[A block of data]
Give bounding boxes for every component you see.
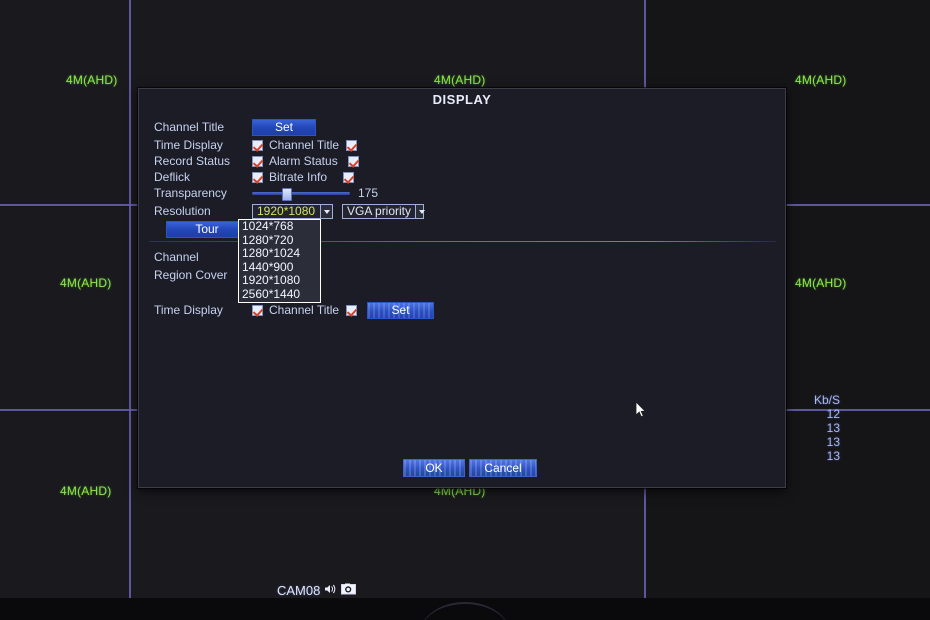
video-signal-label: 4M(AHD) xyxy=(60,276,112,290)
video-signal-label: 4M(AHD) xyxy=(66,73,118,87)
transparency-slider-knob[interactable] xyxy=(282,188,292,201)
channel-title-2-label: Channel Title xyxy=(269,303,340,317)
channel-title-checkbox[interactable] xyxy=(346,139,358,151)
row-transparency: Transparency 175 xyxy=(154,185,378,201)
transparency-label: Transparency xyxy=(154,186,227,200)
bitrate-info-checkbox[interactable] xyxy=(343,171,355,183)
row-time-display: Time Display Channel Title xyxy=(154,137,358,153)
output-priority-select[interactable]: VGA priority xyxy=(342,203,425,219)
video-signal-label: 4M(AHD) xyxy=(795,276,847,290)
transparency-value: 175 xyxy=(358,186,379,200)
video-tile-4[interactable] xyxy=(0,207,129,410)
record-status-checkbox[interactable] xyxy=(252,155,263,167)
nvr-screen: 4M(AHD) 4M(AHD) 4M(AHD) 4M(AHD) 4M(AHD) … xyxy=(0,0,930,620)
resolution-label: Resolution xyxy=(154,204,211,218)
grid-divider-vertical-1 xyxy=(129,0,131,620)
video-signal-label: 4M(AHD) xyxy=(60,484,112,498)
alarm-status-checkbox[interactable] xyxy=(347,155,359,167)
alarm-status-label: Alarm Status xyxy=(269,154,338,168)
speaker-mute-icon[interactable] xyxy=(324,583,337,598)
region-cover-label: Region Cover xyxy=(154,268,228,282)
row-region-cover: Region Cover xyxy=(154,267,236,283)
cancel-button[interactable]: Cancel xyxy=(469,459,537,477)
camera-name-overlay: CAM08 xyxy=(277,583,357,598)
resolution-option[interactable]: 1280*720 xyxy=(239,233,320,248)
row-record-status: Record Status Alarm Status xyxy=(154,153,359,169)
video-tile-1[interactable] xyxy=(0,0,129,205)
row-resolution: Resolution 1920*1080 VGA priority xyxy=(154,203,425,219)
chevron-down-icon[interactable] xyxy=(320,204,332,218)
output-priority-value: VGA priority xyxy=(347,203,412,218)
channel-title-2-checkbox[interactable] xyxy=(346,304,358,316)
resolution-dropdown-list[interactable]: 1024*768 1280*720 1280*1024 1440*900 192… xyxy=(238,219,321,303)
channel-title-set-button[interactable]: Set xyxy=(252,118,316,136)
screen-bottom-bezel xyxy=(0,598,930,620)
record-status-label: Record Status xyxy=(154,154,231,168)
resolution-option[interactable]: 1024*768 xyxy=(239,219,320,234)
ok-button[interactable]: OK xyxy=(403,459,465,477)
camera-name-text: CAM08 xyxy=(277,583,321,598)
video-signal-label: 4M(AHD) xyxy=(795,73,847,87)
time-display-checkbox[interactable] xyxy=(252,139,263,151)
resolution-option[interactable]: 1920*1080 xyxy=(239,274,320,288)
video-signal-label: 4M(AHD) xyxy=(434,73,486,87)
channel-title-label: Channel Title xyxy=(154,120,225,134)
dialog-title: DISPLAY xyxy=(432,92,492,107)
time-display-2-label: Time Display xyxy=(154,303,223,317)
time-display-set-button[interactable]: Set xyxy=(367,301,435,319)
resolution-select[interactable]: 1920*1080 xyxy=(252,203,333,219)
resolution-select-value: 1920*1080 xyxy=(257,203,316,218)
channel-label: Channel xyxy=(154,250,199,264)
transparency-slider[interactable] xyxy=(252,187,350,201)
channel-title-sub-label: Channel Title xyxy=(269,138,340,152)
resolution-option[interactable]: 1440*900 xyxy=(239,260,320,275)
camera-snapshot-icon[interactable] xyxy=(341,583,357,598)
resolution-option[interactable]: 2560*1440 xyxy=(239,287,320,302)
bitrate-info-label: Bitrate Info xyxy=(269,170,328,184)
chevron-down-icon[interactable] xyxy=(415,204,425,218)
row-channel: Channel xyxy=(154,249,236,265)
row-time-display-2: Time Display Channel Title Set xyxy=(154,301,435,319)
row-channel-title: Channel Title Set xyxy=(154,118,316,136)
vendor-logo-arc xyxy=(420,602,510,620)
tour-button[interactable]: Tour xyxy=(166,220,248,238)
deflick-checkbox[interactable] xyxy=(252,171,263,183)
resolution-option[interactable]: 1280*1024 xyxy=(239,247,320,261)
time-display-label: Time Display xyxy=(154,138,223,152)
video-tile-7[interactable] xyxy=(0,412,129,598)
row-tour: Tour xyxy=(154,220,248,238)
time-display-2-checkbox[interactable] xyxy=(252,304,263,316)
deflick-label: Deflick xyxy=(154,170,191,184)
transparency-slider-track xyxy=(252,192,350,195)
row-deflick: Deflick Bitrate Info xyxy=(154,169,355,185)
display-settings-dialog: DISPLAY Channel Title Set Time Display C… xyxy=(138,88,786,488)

---

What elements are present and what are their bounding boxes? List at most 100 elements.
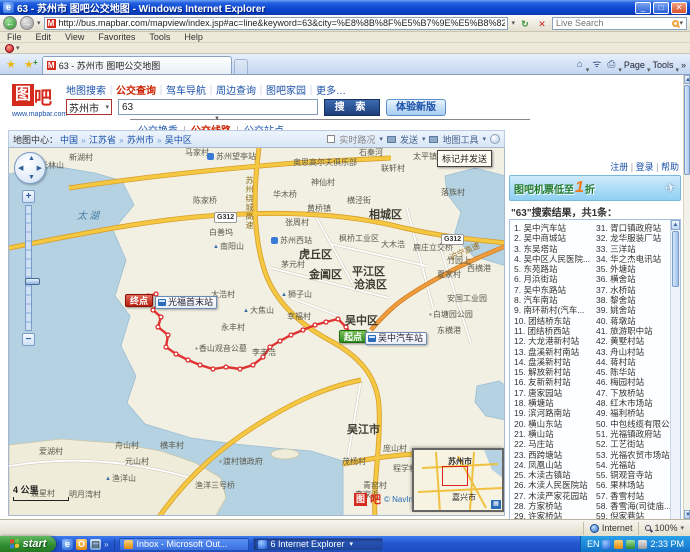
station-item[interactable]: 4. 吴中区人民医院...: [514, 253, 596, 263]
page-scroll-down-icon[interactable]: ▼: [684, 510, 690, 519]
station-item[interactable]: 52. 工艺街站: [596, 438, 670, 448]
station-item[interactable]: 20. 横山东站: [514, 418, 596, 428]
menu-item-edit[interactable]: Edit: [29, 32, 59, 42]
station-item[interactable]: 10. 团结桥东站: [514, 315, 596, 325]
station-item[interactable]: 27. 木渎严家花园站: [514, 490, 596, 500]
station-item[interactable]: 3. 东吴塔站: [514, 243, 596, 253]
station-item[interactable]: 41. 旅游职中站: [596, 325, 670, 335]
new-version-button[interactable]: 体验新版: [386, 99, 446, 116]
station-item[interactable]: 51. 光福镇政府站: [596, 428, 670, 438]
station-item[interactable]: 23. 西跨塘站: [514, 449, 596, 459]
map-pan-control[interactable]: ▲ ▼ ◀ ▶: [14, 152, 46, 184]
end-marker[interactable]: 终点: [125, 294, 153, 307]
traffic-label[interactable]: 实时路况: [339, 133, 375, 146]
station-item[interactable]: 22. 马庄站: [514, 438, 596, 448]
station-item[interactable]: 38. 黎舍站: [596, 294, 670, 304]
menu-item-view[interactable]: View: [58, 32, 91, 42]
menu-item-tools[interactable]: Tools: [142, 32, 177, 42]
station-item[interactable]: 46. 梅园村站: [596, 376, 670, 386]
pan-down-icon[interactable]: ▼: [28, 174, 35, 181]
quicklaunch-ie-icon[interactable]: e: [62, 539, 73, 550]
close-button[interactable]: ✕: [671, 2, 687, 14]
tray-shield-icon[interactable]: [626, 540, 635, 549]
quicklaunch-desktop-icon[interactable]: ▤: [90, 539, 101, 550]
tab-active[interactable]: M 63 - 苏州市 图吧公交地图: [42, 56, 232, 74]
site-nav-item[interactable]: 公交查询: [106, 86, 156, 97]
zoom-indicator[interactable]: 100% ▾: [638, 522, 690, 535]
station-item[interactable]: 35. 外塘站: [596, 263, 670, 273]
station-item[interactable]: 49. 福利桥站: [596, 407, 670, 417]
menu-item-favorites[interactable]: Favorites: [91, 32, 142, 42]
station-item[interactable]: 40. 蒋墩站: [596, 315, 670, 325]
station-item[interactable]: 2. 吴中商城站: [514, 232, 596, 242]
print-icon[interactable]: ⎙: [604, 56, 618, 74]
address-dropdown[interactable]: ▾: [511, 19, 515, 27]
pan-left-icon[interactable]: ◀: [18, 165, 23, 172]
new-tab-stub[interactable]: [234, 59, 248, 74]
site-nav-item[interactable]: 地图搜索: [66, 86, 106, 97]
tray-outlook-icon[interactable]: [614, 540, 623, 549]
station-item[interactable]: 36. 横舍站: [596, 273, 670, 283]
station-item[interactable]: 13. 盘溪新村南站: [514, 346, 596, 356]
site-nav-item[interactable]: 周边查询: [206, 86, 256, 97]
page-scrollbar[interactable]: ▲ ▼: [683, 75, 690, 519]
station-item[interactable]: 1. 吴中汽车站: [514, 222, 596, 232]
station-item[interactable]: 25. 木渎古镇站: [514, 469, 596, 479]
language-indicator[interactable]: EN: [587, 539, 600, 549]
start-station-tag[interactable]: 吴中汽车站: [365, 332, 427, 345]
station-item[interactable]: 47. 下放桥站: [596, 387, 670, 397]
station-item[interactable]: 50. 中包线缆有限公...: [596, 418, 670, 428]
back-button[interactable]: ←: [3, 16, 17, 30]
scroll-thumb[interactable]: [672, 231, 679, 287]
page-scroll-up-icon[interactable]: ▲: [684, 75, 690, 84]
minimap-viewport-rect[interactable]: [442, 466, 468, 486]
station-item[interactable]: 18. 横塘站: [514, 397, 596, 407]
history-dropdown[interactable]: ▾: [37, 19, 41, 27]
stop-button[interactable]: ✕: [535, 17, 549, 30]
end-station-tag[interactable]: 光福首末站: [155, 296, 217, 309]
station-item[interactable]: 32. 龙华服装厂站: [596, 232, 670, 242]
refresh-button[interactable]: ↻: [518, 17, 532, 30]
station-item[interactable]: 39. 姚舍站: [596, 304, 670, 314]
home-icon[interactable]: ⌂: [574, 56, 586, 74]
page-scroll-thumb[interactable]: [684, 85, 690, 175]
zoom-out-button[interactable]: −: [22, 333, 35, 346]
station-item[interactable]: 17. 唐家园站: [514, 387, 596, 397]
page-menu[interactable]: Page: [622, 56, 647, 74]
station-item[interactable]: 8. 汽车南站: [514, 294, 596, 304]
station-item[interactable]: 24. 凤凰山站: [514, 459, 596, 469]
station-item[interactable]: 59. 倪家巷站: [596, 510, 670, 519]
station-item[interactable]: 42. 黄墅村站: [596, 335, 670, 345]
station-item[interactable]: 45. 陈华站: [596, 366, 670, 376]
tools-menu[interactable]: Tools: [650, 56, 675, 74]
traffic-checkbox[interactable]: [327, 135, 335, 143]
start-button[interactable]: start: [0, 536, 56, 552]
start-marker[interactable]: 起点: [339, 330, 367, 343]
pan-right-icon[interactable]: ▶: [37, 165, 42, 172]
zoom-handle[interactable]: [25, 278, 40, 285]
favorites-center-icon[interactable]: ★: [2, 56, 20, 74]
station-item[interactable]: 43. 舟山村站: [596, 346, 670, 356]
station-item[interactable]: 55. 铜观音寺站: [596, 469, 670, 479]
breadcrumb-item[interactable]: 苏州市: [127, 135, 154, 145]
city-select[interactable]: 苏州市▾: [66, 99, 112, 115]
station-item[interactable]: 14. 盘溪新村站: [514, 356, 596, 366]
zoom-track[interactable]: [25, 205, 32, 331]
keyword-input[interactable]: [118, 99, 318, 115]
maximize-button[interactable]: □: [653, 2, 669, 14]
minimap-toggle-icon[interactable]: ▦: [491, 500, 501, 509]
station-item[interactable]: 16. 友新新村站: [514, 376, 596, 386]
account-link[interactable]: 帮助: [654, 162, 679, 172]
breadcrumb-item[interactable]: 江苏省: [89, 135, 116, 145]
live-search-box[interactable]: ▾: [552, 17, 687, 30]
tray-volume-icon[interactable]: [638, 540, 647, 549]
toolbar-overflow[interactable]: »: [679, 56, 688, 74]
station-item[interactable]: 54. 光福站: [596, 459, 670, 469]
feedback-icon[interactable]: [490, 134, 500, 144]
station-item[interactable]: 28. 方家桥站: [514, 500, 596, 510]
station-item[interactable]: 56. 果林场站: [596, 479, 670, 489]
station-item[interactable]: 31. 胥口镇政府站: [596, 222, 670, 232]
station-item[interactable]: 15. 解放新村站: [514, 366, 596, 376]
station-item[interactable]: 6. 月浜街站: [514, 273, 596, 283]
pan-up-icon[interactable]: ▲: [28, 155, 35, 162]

...

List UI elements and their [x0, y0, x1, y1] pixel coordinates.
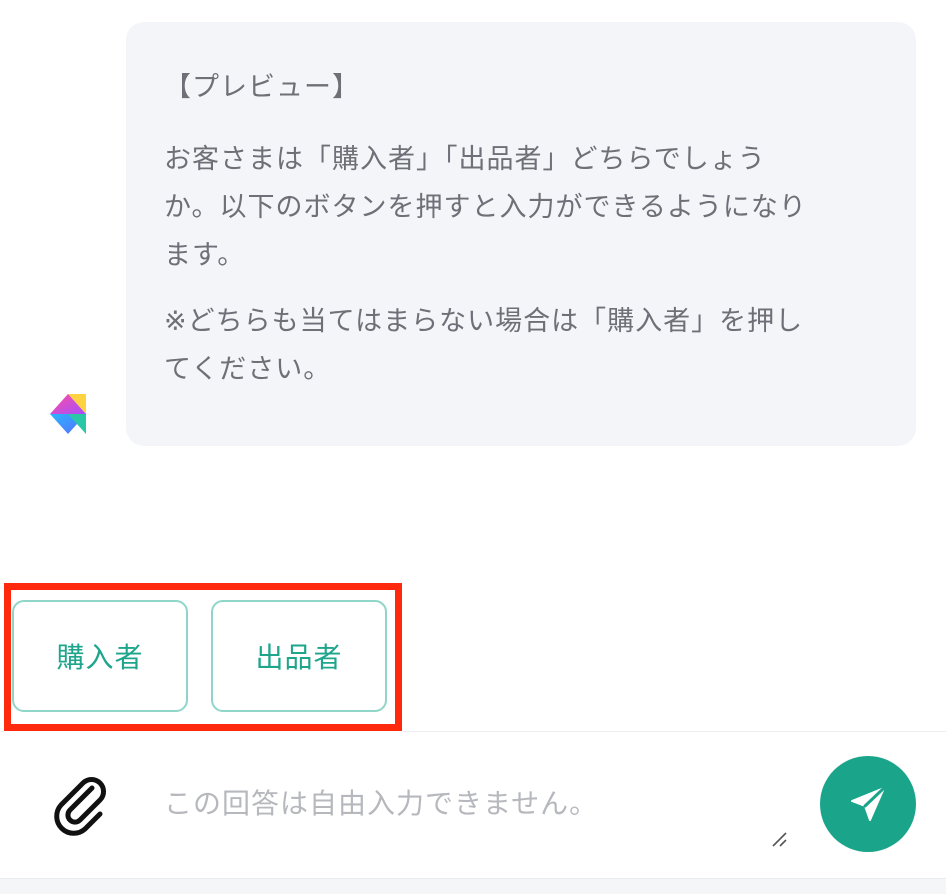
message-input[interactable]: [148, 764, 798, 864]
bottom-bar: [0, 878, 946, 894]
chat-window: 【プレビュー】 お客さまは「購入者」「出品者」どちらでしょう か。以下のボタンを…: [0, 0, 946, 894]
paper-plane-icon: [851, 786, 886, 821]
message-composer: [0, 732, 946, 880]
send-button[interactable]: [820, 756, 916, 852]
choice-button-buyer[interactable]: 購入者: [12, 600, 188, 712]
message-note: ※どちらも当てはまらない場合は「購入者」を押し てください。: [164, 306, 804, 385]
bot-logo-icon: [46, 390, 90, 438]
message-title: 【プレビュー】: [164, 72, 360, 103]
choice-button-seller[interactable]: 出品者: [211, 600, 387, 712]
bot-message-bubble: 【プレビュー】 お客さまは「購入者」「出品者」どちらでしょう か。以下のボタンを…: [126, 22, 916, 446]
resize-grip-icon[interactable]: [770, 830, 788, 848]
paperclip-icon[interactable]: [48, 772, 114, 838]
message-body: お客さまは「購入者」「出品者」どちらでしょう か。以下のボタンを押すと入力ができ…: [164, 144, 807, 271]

_WORK TO BE COMPLETED_:
Count the lines in the material above that contain the string "吴中汽车站", treating uppercase and lowercase as distinct, and reply with only the number.

_ANSWER IN FULL_:
2